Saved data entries
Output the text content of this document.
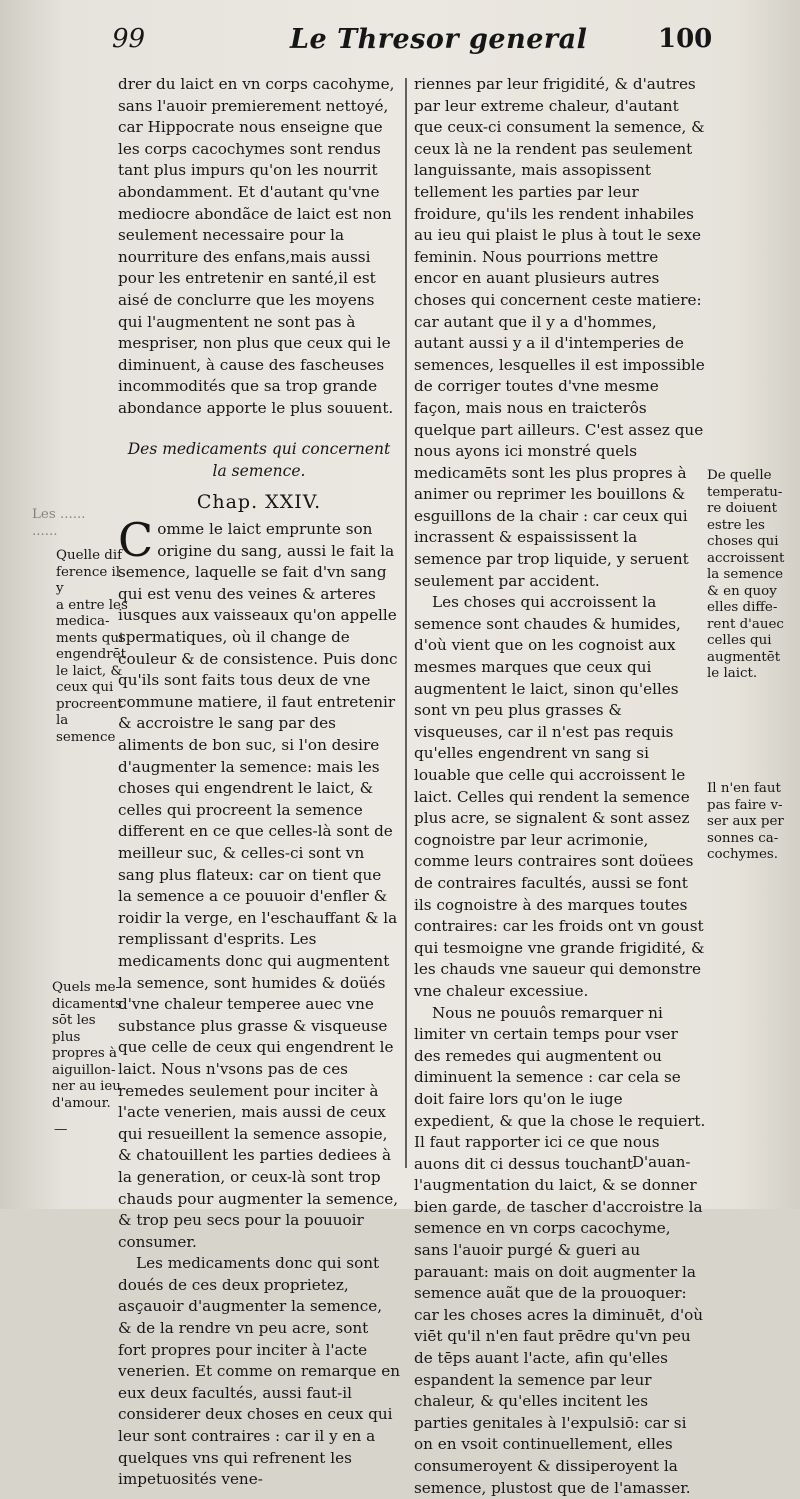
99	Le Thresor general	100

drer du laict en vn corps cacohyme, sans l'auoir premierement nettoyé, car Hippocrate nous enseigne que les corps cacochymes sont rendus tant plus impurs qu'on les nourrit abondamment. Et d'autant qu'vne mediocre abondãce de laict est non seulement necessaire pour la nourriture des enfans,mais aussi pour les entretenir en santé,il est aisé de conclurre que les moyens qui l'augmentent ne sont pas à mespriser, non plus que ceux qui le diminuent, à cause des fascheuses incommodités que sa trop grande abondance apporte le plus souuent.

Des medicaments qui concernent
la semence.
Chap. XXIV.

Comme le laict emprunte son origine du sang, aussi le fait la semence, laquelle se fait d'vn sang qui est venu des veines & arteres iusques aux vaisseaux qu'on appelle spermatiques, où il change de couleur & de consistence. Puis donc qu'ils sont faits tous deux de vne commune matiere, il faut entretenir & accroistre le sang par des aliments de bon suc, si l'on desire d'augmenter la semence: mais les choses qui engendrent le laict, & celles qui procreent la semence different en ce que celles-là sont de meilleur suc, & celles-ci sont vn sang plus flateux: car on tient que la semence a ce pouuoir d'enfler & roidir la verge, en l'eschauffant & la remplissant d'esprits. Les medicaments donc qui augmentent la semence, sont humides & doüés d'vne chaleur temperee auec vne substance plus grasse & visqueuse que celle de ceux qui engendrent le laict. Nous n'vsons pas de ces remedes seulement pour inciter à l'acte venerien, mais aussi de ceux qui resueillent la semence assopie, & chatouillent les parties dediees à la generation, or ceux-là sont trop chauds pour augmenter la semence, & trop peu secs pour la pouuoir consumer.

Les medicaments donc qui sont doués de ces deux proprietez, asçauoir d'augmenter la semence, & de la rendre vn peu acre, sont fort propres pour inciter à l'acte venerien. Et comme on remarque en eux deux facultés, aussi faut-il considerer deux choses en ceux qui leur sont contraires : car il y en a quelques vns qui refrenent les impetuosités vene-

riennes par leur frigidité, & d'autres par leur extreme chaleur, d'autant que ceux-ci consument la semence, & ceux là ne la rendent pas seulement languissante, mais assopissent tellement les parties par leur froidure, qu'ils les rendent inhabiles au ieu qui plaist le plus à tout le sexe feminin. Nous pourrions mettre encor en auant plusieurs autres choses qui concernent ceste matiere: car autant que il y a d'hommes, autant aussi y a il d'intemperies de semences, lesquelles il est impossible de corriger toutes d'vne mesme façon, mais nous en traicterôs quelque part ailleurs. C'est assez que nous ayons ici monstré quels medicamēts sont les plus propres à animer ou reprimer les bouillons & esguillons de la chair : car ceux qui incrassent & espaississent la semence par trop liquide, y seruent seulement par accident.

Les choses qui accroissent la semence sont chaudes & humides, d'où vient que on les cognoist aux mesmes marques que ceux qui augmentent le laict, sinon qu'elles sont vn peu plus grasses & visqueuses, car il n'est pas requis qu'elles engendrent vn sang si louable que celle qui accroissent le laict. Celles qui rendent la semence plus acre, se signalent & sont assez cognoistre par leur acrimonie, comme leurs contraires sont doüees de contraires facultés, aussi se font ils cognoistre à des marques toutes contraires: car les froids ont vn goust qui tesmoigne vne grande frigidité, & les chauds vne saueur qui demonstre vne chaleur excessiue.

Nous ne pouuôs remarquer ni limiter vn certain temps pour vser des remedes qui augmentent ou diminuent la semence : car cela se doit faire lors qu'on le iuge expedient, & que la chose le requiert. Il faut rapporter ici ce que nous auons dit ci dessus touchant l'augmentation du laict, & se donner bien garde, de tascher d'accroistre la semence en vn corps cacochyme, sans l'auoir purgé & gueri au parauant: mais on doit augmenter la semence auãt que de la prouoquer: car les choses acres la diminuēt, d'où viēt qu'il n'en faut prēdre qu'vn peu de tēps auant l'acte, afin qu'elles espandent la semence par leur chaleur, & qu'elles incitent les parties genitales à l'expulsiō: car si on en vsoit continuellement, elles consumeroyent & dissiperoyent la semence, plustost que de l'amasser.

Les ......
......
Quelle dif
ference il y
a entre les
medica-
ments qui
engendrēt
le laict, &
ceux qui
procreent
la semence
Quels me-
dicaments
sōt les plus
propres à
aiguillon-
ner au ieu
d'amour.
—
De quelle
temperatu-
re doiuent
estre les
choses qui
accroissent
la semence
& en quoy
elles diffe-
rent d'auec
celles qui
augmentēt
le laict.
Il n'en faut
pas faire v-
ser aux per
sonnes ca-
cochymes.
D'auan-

**Your task**
Transcribe all of the material exactly, leaving out whatever pictures it contains.

**Response below**
Output the text content of this document.
99	Le Thresor general	100

drer du laict en vn corps cacohyme, sans l'auoir premierement nettoyé, car Hippocrate nous enseigne que les corps cacochymes sont rendus tant plus impurs qu'on les nourrit abondamment. Et d'autant qu'vne mediocre abondãce de laict est non seulement necessaire pour la nourriture des enfans,mais aussi pour les entretenir en santé,il est aisé de conclurre que les moyens qui l'augmentent ne sont pas à mespriser, non plus que ceux qui le diminuent, à cause des fascheuses incommodités que sa trop grande abondance apporte le plus souuent.

Des medicaments qui concernent
la semence.
Chap. XXIV.

Comme le laict emprunte son origine du sang, aussi le fait la semence, laquelle se fait d'vn sang qui est venu des veines & arteres iusques aux vaisseaux qu'on appelle spermatiques, où il change de couleur & de consistence. Puis donc qu'ils sont faits tous deux de vne commune matiere, il faut entretenir & accroistre le sang par des aliments de bon suc, si l'on desire d'augmenter la semence: mais les choses qui engendrent le laict, & celles qui procreent la semence different en ce que celles-là sont de meilleur suc, & celles-ci sont vn sang plus flateux: car on tient que la semence a ce pouuoir d'enfler & roidir la verge, en l'eschauffant & la remplissant d'esprits. Les medicaments donc qui augmentent la semence, sont humides & doüés d'vne chaleur temperee auec vne substance plus grasse & visqueuse que celle de ceux qui engendrent le laict. Nous n'vsons pas de ces remedes seulement pour inciter à l'acte venerien, mais aussi de ceux qui resueillent la semence assopie, & chatouillent les parties dediees à la generation, or ceux-là sont trop chauds pour augmenter la semence, & trop peu secs pour la pouuoir consumer.

Les medicaments donc qui sont doués de ces deux proprietez, asçauoir d'augmenter la semence, & de la rendre vn peu acre, sont fort propres pour inciter à l'acte venerien. Et comme on remarque en eux deux facultés, aussi faut-il considerer deux choses en ceux qui leur sont contraires : car il y en a quelques vns qui refrenent les impetuosités vene-

riennes par leur frigidité, & d'autres par leur extreme chaleur, d'autant que ceux-ci consument la semence, & ceux là ne la rendent pas seulement languissante, mais assopissent tellement les parties par leur froidure, qu'ils les rendent inhabiles au ieu qui plaist le plus à tout le sexe feminin. Nous pourrions mettre encor en auant plusieurs autres choses qui concernent ceste matiere: car autant que il y a d'hommes, autant aussi y a il d'intemperies de semences, lesquelles il est impossible de corriger toutes d'vne mesme façon, mais nous en traicterôs quelque part ailleurs. C'est assez que nous ayons ici monstré quels medicamēts sont les plus propres à animer ou reprimer les bouillons & esguillons de la chair : car ceux qui incrassent & espaississent la semence par trop liquide, y seruent seulement par accident.

Les choses qui accroissent la semence sont chaudes & humides, d'où vient que on les cognoist aux mesmes marques que ceux qui augmentent le laict, sinon qu'elles sont vn peu plus grasses & visqueuses, car il n'est pas requis qu'elles engendrent vn sang si louable que celle qui accroissent le laict. Celles qui rendent la semence plus acre, se signalent & sont assez cognoistre par leur acrimonie, comme leurs contraires sont doüees de contraires facultés, aussi se font ils cognoistre à des marques toutes contraires: car les froids ont vn goust qui tesmoigne vne grande frigidité, & les chauds vne saueur qui demonstre vne chaleur excessiue.

Nous ne pouuôs remarquer ni limiter vn certain temps pour vser des remedes qui augmentent ou diminuent la semence : car cela se doit faire lors qu'on le iuge expedient, & que la chose le requiert. Il faut rapporter ici ce que nous auons dit ci dessus touchant l'augmentation du laict, & se donner bien garde, de tascher d'accroistre la semence en vn corps cacochyme, sans l'auoir purgé & gueri au parauant: mais on doit augmenter la semence auãt que de la prouoquer: car les choses acres la diminuēt, d'où viēt qu'il n'en faut prēdre qu'vn peu de tēps auant l'acte, afin qu'elles espandent la semence par leur chaleur, & qu'elles incitent les parties genitales à l'expulsiō: car si on en vsoit continuellement, elles consumeroyent & dissiperoyent la semence, plustost que de l'amasser.

Les ......
......
Quelle dif
ference il y
a entre les
medica-
ments qui
engendrēt
le laict, &
ceux qui
procreent
la semence
Quels me-
dicaments
sōt les plus
propres à
aiguillon-
ner au ieu
d'amour.
—
De quelle
temperatu-
re doiuent
estre les
choses qui
accroissent
la semence
& en quoy
elles diffe-
rent d'auec
celles qui
augmentēt
le laict.
Il n'en faut
pas faire v-
ser aux per
sonnes ca-
cochymes.
D'auan-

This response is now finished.